• Exercise instructions:
Determine the count of lines holding the string "title". Return only the number.

Dataset entries:

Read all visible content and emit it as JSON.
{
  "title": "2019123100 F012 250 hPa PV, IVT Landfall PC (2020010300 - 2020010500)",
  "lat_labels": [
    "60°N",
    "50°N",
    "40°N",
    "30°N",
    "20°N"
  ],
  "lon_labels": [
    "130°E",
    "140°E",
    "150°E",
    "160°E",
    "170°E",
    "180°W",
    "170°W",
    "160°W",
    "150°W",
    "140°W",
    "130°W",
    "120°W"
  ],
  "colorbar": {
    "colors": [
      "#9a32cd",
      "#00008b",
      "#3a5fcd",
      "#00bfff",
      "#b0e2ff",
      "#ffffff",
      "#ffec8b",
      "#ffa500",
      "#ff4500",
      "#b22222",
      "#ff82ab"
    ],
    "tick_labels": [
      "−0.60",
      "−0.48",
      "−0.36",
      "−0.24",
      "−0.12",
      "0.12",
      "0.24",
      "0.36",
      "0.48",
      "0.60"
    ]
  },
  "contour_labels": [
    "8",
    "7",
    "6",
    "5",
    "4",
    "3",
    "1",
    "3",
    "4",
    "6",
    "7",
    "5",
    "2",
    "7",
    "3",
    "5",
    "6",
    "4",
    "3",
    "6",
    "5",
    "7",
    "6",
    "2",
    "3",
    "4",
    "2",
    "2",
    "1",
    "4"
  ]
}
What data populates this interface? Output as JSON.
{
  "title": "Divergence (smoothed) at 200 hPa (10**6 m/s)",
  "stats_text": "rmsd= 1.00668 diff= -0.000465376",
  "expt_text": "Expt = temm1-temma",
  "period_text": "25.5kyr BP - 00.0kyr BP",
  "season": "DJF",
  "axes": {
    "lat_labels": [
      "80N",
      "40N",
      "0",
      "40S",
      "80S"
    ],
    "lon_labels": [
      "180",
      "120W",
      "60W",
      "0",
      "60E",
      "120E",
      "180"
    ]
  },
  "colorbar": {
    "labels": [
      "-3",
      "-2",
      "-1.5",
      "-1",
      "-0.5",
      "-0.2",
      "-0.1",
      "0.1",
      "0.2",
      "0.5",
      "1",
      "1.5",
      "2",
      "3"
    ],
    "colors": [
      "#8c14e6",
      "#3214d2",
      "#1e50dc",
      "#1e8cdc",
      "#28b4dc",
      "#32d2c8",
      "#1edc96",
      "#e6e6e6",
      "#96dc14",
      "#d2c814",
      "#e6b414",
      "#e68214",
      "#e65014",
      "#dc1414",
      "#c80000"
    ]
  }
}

• Output:
2